**Task**.
Find how many lines in the data below mention "Quantity". Give the number only.

[Stored data entries]
______________________________
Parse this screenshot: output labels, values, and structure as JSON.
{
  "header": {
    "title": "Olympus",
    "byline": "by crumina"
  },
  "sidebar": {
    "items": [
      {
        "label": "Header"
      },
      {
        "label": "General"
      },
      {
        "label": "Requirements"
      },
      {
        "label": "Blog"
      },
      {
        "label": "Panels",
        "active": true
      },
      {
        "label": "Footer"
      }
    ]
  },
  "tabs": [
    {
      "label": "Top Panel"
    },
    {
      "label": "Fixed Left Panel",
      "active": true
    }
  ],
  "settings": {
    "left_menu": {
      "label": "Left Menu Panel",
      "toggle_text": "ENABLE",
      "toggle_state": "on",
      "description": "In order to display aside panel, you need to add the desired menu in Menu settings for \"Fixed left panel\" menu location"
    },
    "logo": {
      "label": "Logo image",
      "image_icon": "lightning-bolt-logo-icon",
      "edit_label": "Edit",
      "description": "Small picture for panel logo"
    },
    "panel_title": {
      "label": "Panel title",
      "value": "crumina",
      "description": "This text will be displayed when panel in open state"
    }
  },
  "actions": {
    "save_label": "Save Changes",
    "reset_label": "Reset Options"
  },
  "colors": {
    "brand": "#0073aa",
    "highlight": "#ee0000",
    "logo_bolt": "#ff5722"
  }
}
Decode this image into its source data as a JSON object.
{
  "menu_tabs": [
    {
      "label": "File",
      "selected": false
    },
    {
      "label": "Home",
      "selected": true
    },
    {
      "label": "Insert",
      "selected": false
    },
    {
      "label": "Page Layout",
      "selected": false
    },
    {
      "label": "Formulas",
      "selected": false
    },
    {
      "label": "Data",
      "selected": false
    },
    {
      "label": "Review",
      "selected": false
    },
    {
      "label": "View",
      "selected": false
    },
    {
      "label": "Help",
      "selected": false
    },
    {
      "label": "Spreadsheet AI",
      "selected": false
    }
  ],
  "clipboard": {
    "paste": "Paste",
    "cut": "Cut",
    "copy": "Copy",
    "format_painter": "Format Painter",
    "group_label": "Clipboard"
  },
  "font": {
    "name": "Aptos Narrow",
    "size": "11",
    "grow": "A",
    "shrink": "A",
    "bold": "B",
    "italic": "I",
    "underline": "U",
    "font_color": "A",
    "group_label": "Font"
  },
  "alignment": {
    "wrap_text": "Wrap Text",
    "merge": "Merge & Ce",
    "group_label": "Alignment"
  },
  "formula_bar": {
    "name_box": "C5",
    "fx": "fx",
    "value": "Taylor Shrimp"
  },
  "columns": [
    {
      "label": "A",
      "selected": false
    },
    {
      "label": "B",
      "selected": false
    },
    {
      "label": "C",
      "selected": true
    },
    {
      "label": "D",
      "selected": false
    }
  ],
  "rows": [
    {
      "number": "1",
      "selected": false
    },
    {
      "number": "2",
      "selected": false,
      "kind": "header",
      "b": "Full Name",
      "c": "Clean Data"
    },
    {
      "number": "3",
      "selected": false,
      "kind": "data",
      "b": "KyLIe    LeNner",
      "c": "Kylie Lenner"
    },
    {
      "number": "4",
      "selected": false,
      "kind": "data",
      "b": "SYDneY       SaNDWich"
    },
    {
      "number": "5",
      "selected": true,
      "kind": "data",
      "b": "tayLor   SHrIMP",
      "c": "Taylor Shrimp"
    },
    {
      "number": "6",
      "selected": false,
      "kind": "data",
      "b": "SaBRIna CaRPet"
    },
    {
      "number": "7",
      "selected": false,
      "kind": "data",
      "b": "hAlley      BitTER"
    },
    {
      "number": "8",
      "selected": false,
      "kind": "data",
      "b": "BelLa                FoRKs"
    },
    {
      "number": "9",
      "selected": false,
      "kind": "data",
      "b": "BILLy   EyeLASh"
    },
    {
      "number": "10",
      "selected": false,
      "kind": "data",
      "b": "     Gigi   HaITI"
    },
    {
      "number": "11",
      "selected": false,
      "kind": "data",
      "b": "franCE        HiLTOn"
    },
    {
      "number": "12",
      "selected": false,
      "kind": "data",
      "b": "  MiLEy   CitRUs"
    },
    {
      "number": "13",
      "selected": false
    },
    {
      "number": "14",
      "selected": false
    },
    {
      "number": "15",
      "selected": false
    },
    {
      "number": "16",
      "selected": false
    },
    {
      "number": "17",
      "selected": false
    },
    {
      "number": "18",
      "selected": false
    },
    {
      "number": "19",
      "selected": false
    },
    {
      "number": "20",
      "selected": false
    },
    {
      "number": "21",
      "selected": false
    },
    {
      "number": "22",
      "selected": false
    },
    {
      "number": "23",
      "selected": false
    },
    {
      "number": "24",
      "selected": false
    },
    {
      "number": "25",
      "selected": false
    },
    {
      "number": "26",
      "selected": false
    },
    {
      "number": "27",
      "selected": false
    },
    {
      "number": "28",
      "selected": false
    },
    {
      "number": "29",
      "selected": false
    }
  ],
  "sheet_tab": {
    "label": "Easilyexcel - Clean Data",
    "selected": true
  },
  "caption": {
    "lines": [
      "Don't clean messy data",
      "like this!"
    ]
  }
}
______________________________
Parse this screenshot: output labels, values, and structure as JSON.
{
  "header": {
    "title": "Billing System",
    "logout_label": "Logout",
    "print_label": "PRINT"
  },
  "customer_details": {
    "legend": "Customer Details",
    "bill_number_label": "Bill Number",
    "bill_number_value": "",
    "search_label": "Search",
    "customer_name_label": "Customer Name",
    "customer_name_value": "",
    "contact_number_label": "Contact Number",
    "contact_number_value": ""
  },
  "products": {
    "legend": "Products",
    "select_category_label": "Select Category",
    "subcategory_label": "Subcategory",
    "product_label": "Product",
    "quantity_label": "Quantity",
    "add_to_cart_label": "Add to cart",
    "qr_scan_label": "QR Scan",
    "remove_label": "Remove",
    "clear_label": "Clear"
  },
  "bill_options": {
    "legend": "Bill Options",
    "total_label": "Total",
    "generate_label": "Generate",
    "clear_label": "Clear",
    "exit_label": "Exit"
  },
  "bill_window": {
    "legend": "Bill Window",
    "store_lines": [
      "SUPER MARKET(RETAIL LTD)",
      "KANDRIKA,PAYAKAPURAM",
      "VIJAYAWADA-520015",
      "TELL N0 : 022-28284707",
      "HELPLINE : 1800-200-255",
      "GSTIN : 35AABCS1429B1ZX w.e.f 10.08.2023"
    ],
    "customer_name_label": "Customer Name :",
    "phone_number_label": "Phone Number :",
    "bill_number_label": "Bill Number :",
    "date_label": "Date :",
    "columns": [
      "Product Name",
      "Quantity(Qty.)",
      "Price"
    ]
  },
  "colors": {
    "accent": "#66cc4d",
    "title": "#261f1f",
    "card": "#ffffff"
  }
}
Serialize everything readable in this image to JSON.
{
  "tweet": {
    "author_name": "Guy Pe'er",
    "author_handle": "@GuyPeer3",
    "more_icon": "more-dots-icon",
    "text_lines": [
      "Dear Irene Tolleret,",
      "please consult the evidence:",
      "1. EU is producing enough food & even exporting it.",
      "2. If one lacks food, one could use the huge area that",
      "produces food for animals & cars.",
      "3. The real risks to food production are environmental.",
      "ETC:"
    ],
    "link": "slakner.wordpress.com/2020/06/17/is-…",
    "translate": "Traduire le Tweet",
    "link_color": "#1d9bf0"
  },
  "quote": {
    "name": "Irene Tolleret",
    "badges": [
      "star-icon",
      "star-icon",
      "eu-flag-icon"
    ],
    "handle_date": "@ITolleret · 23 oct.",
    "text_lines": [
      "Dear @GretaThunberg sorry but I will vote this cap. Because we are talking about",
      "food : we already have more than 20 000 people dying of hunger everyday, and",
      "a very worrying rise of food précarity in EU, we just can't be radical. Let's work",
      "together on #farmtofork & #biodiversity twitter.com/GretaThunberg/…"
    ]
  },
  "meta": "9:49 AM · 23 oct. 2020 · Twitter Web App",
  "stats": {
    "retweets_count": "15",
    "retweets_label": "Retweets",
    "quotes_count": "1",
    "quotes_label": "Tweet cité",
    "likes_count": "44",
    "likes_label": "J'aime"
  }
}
______________________________
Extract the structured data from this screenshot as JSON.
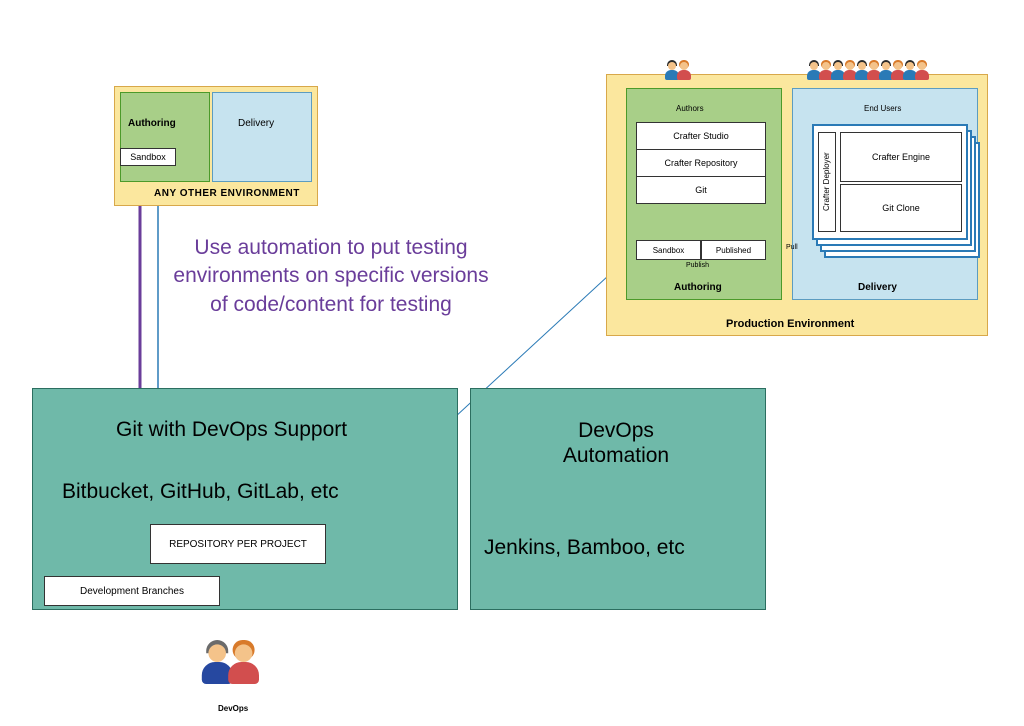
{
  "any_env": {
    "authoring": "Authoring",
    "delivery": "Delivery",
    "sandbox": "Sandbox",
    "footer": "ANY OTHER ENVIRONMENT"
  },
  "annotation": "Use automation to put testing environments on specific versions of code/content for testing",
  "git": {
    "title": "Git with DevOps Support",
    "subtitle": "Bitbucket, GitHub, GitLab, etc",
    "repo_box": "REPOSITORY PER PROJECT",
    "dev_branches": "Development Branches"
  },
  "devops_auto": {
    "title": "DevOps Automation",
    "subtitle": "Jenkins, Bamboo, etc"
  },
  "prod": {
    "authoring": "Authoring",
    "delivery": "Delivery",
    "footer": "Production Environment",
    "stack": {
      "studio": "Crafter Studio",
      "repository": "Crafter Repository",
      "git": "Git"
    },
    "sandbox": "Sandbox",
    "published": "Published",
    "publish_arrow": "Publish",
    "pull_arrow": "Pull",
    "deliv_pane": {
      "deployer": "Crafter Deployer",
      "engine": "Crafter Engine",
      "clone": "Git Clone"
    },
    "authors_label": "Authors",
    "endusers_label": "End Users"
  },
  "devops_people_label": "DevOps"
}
______________________________
**Exercise solution**.
2